Alfred Price FRHistS, (1936 - January 29, 2017) was a popular author on aviation and related topics. He wrote over 40 books and 200 magazine articles.

Early life and education 
Price served in the Royal Air Force (RAF) as an aircrew officer. Price received his PhD in history from Loughborough University.

Career 
After his retirement from the air force, Price wrote extensively on aviation and military topics. He was named a Fellow of the Royal Historical Society.

Selected works 
Pictorial History of the Luftwaffe 1933-1945. London: Allan, 1969. 
Focke Wulf 190 at War. New York: Scribner, 1977. 
Instruments of Darkness: The History of Electronic Warfare. London: Macdonald and Jane's, 1977. 
Battle of Britain 18 August 1940: The Hardest Day. London: Macdonald and Jane's, 1979. 
The Spitfire Story. London: Jane's, 1982. 
Air Battle Central Europe. New York: Warner Books, 1990. 
The Last Year of the Luftwaffe, May 1944 to May 1945. London: Arms and Armour, 1993. 
Late Marque Spitfire Aces: 1942-45. London: Osprey, 1995. 
Spitfire Mark V Aces, 1941-45. London: Osprey Aerospace, 1997. 
Sky Battles!: Dramatic Air Warfare Actions. London: Cassell, 1998, 1993. 
Targeting the Reich: Allied Photographic Reconnaissance Over Europe, 1939-1945. London: Greenhill, 2003.  
Battle Over the Reich: The Strategic Air Offensive Over Germany. Hersham: Classic, 2005.

Death and legacy 
He was diagnosed with Parkinson's disease and died on January 29, 2017.

————

- _EXERCISE DETAILS_:
Would you copy the Alfred Price biography word for word, from "Early life and" to "from Loughborough University."?

————

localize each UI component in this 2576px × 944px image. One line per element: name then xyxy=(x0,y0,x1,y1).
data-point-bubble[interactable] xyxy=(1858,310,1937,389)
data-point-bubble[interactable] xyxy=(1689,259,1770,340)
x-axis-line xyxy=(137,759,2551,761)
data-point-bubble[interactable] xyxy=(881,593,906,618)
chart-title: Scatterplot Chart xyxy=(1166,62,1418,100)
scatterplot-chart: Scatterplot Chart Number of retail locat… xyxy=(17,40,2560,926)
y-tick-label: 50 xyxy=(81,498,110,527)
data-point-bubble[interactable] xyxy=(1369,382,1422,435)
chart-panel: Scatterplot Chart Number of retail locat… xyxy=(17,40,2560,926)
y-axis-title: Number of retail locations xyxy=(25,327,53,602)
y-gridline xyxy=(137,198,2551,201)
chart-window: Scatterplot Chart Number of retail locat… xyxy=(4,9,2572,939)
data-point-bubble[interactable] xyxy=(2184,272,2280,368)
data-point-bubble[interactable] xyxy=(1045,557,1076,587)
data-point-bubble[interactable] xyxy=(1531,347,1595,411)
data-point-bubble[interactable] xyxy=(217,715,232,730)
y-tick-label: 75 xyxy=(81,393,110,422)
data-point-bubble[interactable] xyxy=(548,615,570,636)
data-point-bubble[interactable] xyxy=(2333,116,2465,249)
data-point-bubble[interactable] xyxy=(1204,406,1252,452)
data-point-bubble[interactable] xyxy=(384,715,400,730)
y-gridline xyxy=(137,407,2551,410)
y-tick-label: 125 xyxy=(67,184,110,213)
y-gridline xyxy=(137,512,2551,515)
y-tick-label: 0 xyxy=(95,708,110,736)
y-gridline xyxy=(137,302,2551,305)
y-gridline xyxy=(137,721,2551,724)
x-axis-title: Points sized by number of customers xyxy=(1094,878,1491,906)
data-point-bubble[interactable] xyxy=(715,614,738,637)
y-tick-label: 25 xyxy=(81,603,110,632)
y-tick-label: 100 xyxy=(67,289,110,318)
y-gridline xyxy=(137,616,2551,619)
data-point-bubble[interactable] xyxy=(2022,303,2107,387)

————

- _TASK RESPONSE_:
Early life and education 
Price served in the Royal Air Force (RAF) as an aircrew officer. Price received his PhD in history from Loughborough University.